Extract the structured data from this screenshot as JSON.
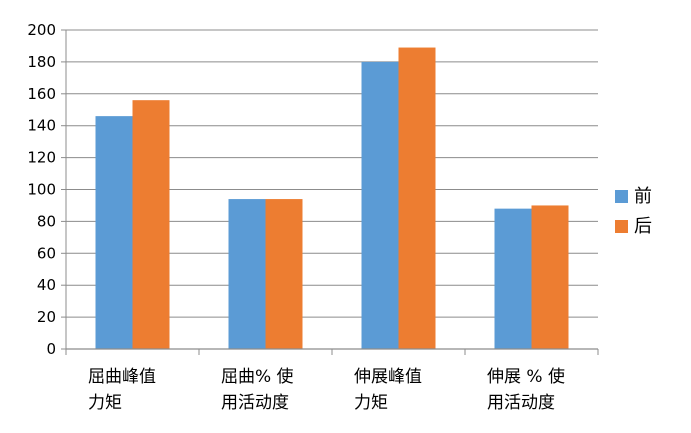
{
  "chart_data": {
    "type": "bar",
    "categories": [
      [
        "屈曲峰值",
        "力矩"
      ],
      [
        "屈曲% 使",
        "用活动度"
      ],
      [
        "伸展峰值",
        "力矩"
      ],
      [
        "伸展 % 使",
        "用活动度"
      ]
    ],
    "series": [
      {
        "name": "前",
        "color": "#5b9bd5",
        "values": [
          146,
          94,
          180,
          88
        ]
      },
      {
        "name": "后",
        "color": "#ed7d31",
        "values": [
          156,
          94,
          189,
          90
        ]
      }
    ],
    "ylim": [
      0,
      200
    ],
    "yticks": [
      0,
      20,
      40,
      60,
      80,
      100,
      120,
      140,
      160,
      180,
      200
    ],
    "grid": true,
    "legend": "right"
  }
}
|---|
Task description >>
What is needed is an exact reproduction of the data, pictures excluded.

Output for this task >>
Extract the structured data from this screenshot as JSON.
{
  "chart_data": {
    "type": "bar",
    "categories": [
      [
        "屈曲峰值",
        "力矩"
      ],
      [
        "屈曲% 使",
        "用活动度"
      ],
      [
        "伸展峰值",
        "力矩"
      ],
      [
        "伸展 % 使",
        "用活动度"
      ]
    ],
    "series": [
      {
        "name": "前",
        "color": "#5b9bd5",
        "values": [
          146,
          94,
          180,
          88
        ]
      },
      {
        "name": "后",
        "color": "#ed7d31",
        "values": [
          156,
          94,
          189,
          90
        ]
      }
    ],
    "ylim": [
      0,
      200
    ],
    "yticks": [
      0,
      20,
      40,
      60,
      80,
      100,
      120,
      140,
      160,
      180,
      200
    ],
    "grid": true,
    "legend": "right"
  }
}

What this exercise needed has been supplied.